• **Task objective**
Reproduce all of the material word for word.

>>>

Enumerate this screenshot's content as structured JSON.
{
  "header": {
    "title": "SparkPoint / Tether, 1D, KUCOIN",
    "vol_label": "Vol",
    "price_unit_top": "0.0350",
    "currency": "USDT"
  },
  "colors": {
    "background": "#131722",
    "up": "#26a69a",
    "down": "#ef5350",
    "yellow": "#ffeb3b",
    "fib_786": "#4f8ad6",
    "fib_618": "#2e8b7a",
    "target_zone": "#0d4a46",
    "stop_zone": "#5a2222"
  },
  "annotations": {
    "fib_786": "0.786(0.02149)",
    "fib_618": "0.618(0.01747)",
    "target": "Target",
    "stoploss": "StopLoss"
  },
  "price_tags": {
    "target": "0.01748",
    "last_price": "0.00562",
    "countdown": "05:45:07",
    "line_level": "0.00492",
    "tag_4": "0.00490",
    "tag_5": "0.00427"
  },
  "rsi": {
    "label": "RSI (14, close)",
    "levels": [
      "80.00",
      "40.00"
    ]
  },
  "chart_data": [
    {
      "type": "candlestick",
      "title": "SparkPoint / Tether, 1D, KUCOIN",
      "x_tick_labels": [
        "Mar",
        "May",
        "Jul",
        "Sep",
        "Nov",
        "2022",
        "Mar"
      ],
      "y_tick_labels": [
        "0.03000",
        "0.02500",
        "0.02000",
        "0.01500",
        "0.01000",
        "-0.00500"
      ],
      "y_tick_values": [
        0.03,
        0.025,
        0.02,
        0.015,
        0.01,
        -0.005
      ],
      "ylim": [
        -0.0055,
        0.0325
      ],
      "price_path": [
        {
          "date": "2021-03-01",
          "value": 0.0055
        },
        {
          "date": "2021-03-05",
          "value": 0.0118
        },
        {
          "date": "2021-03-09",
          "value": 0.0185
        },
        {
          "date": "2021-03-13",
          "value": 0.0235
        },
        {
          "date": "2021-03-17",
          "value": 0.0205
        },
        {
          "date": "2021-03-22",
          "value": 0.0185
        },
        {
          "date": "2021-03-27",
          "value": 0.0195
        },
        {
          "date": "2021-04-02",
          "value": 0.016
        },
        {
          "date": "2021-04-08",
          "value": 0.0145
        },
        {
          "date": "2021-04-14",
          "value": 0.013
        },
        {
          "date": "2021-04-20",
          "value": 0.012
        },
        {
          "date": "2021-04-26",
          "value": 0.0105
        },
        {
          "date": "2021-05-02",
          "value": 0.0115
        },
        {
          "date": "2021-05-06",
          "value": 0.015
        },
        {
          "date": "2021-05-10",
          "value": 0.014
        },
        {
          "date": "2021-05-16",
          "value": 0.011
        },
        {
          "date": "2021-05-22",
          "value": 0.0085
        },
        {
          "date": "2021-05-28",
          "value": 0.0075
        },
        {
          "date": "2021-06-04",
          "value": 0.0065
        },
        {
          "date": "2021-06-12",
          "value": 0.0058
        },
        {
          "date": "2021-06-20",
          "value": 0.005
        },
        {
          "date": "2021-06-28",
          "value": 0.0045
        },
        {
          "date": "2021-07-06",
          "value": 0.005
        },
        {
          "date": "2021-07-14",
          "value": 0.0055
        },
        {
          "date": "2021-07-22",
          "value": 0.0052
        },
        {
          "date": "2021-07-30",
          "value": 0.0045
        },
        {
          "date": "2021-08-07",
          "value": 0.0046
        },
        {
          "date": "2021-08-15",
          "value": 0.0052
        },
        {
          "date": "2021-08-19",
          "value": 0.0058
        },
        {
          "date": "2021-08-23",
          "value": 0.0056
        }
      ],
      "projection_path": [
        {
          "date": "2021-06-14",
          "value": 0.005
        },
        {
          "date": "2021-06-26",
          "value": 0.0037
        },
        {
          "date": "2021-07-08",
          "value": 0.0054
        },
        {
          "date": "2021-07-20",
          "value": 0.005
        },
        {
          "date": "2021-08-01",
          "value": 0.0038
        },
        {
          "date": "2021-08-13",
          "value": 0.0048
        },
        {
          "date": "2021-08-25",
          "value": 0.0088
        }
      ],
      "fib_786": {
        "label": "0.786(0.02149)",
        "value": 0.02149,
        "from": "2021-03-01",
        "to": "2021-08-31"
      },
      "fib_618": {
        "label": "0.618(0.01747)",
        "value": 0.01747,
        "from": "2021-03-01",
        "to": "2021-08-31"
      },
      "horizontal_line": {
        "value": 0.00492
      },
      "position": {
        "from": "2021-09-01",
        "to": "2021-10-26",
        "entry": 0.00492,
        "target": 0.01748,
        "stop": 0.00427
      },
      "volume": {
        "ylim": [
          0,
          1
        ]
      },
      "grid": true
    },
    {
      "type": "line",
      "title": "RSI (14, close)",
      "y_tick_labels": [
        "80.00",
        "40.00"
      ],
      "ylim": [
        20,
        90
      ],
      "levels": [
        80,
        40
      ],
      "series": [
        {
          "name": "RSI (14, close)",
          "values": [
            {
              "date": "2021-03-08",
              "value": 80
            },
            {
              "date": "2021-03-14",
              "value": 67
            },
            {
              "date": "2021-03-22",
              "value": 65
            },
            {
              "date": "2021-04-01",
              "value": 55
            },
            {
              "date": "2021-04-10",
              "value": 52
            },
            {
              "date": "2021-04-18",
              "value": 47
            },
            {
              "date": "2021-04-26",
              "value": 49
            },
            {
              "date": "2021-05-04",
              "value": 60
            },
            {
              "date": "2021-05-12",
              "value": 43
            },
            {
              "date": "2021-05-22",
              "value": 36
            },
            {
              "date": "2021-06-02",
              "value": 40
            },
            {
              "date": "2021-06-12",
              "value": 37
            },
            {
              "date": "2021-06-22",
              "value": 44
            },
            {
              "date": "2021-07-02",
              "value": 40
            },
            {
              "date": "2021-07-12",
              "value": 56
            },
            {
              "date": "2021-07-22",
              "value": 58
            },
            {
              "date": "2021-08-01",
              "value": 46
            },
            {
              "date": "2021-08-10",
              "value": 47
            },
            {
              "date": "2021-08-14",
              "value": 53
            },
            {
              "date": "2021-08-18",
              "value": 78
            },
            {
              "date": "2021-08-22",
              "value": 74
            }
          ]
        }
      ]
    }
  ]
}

<<<

• **The answer**
Enumerate this screenshot's content as structured JSON.
{
  "header": {
    "title": "SparkPoint / Tether, 1D, KUCOIN",
    "vol_label": "Vol",
    "price_unit_top": "0.0350",
    "currency": "USDT"
  },
  "colors": {
    "background": "#131722",
    "up": "#26a69a",
    "down": "#ef5350",
    "yellow": "#ffeb3b",
    "fib_786": "#4f8ad6",
    "fib_618": "#2e8b7a",
    "target_zone": "#0d4a46",
    "stop_zone": "#5a2222"
  },
  "annotations": {
    "fib_786": "0.786(0.02149)",
    "fib_618": "0.618(0.01747)",
    "target": "Target",
    "stoploss": "StopLoss"
  },
  "price_tags": {
    "target": "0.01748",
    "last_price": "0.00562",
    "countdown": "05:45:07",
    "line_level": "0.00492",
    "tag_4": "0.00490",
    "tag_5": "0.00427"
  },
  "rsi": {
    "label": "RSI (14, close)",
    "levels": [
      "80.00",
      "40.00"
    ]
  },
  "chart_data": [
    {
      "type": "candlestick",
      "title": "SparkPoint / Tether, 1D, KUCOIN",
      "x_tick_labels": [
        "Mar",
        "May",
        "Jul",
        "Sep",
        "Nov",
        "2022",
        "Mar"
      ],
      "y_tick_labels": [
        "0.03000",
        "0.02500",
        "0.02000",
        "0.01500",
        "0.01000",
        "-0.00500"
      ],
      "y_tick_values": [
        0.03,
        0.025,
        0.02,
        0.015,
        0.01,
        -0.005
      ],
      "ylim": [
        -0.0055,
        0.0325
      ],
      "price_path": [
        {
          "date": "2021-03-01",
          "value": 0.0055
        },
        {
          "date": "2021-03-05",
          "value": 0.0118
        },
        {
          "date": "2021-03-09",
          "value": 0.0185
        },
        {
          "date": "2021-03-13",
          "value": 0.0235
        },
        {
          "date": "2021-03-17",
          "value": 0.0205
        },
        {
          "date": "2021-03-22",
          "value": 0.0185
        },
        {
          "date": "2021-03-27",
          "value": 0.0195
        },
        {
          "date": "2021-04-02",
          "value": 0.016
        },
        {
          "date": "2021-04-08",
          "value": 0.0145
        },
        {
          "date": "2021-04-14",
          "value": 0.013
        },
        {
          "date": "2021-04-20",
          "value": 0.012
        },
        {
          "date": "2021-04-26",
          "value": 0.0105
        },
        {
          "date": "2021-05-02",
          "value": 0.0115
        },
        {
          "date": "2021-05-06",
          "value": 0.015
        },
        {
          "date": "2021-05-10",
          "value": 0.014
        },
        {
          "date": "2021-05-16",
          "value": 0.011
        },
        {
          "date": "2021-05-22",
          "value": 0.0085
        },
        {
          "date": "2021-05-28",
          "value": 0.0075
        },
        {
          "date": "2021-06-04",
          "value": 0.0065
        },
        {
          "date": "2021-06-12",
          "value": 0.0058
        },
        {
          "date": "2021-06-20",
          "value": 0.005
        },
        {
          "date": "2021-06-28",
          "value": 0.0045
        },
        {
          "date": "2021-07-06",
          "value": 0.005
        },
        {
          "date": "2021-07-14",
          "value": 0.0055
        },
        {
          "date": "2021-07-22",
          "value": 0.0052
        },
        {
          "date": "2021-07-30",
          "value": 0.0045
        },
        {
          "date": "2021-08-07",
          "value": 0.0046
        },
        {
          "date": "2021-08-15",
          "value": 0.0052
        },
        {
          "date": "2021-08-19",
          "value": 0.0058
        },
        {
          "date": "2021-08-23",
          "value": 0.0056
        }
      ],
      "projection_path": [
        {
          "date": "2021-06-14",
          "value": 0.005
        },
        {
          "date": "2021-06-26",
          "value": 0.0037
        },
        {
          "date": "2021-07-08",
          "value": 0.0054
        },
        {
          "date": "2021-07-20",
          "value": 0.005
        },
        {
          "date": "2021-08-01",
          "value": 0.0038
        },
        {
          "date": "2021-08-13",
          "value": 0.0048
        },
        {
          "date": "2021-08-25",
          "value": 0.0088
        }
      ],
      "fib_786": {
        "label": "0.786(0.02149)",
        "value": 0.02149,
        "from": "2021-03-01",
        "to": "2021-08-31"
      },
      "fib_618": {
        "label": "0.618(0.01747)",
        "value": 0.01747,
        "from": "2021-03-01",
        "to": "2021-08-31"
      },
      "horizontal_line": {
        "value": 0.00492
      },
      "position": {
        "from": "2021-09-01",
        "to": "2021-10-26",
        "entry": 0.00492,
        "target": 0.01748,
        "stop": 0.00427
      },
      "volume": {
        "ylim": [
          0,
          1
        ]
      },
      "grid": true
    },
    {
      "type": "line",
      "title": "RSI (14, close)",
      "y_tick_labels": [
        "80.00",
        "40.00"
      ],
      "ylim": [
        20,
        90
      ],
      "levels": [
        80,
        40
      ],
      "series": [
        {
          "name": "RSI (14, close)",
          "values": [
            {
              "date": "2021-03-08",
              "value": 80
            },
            {
              "date": "2021-03-14",
              "value": 67
            },
            {
              "date": "2021-03-22",
              "value": 65
            },
            {
              "date": "2021-04-01",
              "value": 55
            },
            {
              "date": "2021-04-10",
              "value": 52
            },
            {
              "date": "2021-04-18",
              "value": 47
            },
            {
              "date": "2021-04-26",
              "value": 49
            },
            {
              "date": "2021-05-04",
              "value": 60
            },
            {
              "date": "2021-05-12",
              "value": 43
            },
            {
              "date": "2021-05-22",
              "value": 36
            },
            {
              "date": "2021-06-02",
              "value": 40
            },
            {
              "date": "2021-06-12",
              "value": 37
            },
            {
              "date": "2021-06-22",
              "value": 44
            },
            {
              "date": "2021-07-02",
              "value": 40
            },
            {
              "date": "2021-07-12",
              "value": 56
            },
            {
              "date": "2021-07-22",
              "value": 58
            },
            {
              "date": "2021-08-01",
              "value": 46
            },
            {
              "date": "2021-08-10",
              "value": 47
            },
            {
              "date": "2021-08-14",
              "value": 53
            },
            {
              "date": "2021-08-18",
              "value": 78
            },
            {
              "date": "2021-08-22",
              "value": 74
            }
          ]
        }
      ]
    }
  ]
}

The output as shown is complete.